#### [TASK INPUTS]
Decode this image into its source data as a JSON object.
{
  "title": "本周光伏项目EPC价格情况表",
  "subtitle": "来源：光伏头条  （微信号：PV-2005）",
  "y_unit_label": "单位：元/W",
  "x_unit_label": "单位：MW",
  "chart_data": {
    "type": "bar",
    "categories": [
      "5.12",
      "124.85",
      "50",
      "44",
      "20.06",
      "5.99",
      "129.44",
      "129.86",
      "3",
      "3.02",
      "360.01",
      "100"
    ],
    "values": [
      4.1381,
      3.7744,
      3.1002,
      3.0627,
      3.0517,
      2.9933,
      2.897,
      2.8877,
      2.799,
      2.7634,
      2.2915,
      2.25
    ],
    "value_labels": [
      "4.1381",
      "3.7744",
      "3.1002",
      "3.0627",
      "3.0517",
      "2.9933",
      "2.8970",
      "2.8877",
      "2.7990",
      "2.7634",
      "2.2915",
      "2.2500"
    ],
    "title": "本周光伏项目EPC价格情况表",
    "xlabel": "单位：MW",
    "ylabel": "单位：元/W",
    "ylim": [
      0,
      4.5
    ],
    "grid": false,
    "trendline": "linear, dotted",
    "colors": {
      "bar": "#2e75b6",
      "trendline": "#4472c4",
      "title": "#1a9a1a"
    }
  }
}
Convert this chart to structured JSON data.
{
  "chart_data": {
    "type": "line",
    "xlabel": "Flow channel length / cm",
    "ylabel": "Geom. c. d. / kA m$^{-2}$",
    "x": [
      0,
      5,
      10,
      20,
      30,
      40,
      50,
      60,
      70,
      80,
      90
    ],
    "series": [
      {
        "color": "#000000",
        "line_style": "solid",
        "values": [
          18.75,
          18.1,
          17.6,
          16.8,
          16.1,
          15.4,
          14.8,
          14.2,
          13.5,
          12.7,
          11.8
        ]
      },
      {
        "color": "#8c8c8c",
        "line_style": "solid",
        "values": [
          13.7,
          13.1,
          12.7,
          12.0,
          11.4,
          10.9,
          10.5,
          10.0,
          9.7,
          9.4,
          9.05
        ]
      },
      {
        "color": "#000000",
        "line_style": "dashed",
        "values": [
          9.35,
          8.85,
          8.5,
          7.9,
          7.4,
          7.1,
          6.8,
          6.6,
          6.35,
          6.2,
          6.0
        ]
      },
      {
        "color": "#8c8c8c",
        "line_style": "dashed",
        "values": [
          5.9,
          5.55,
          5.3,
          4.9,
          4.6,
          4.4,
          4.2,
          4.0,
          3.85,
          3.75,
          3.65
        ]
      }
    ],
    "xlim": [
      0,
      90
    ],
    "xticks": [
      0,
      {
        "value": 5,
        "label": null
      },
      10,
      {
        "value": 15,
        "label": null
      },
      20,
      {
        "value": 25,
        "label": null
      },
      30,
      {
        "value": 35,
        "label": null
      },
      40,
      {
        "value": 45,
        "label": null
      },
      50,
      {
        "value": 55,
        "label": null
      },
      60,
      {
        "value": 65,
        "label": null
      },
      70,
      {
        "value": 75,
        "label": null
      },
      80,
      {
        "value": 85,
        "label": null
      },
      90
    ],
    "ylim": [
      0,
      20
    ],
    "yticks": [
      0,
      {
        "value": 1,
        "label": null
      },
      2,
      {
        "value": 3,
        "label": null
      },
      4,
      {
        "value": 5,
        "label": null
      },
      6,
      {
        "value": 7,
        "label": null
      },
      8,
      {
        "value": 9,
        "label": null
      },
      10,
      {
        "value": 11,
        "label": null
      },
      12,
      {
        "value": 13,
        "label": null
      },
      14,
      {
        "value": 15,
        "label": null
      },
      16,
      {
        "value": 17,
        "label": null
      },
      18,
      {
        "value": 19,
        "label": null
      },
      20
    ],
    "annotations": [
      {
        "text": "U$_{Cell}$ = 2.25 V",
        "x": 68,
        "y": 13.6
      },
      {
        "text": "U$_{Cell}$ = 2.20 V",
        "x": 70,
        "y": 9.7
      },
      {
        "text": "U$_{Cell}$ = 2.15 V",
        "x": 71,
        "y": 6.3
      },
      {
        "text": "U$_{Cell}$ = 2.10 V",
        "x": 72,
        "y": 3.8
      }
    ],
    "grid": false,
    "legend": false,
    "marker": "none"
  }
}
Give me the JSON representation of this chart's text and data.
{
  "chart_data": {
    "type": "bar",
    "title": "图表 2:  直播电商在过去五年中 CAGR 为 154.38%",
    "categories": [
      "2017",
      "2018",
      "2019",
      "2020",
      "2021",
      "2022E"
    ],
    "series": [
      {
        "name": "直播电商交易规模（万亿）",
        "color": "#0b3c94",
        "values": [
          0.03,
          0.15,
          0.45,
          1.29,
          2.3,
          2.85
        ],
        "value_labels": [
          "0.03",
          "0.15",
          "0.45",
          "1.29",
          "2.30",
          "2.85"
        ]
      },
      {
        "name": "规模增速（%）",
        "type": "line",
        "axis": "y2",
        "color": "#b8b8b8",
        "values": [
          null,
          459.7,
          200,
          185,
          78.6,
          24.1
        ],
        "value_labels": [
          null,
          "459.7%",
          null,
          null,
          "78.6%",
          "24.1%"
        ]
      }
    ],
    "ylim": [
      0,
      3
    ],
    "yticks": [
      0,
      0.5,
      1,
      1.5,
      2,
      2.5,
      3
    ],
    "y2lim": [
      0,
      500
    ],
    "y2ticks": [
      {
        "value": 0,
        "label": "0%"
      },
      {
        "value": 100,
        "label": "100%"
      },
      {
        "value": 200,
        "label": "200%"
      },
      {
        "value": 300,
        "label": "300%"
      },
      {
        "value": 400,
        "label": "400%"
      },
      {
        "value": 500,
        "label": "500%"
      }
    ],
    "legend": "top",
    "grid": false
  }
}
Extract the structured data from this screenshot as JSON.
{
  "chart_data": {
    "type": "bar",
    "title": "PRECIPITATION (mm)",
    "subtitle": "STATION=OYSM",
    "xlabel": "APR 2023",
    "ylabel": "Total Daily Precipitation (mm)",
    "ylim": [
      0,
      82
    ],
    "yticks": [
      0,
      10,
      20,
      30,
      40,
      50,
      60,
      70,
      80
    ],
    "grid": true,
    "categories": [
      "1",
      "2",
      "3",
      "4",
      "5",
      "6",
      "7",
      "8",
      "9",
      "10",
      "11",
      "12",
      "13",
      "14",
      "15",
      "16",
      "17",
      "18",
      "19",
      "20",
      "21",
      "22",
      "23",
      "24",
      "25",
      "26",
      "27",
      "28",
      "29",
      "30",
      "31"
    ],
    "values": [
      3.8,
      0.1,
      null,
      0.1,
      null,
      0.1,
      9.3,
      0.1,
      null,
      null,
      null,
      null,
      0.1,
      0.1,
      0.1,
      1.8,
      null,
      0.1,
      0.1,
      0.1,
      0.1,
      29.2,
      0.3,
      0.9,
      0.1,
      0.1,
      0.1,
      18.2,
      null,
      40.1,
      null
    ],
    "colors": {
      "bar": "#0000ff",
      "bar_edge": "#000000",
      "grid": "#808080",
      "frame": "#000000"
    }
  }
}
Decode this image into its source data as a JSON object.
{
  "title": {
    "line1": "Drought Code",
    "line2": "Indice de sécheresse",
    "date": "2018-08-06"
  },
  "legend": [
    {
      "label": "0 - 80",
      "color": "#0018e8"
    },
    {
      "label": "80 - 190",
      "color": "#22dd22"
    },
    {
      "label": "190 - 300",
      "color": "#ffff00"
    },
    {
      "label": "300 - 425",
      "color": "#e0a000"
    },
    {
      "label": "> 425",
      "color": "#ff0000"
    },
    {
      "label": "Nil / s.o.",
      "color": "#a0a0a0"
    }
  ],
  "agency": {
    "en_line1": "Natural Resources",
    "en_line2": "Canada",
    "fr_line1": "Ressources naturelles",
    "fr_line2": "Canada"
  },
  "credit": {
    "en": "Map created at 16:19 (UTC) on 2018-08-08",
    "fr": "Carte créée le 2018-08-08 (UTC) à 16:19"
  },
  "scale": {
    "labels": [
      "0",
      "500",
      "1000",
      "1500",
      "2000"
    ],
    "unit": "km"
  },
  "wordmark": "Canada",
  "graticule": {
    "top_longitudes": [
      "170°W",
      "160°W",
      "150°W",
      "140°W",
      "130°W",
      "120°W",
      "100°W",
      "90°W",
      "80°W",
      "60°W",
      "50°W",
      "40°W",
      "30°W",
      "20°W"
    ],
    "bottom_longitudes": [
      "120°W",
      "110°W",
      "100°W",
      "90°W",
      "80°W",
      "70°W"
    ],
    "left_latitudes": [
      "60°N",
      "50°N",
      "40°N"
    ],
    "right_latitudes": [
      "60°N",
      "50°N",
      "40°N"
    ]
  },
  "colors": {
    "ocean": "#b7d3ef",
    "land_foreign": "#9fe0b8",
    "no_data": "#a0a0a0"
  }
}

#### [DESCRIPTION OF THE TASK]
Search the records above for "false". Copy each line where it is found.

#### [COMPLETE ANSWER]
    "grid": false,
    "grid": false,
    "legend": false,
    "grid": false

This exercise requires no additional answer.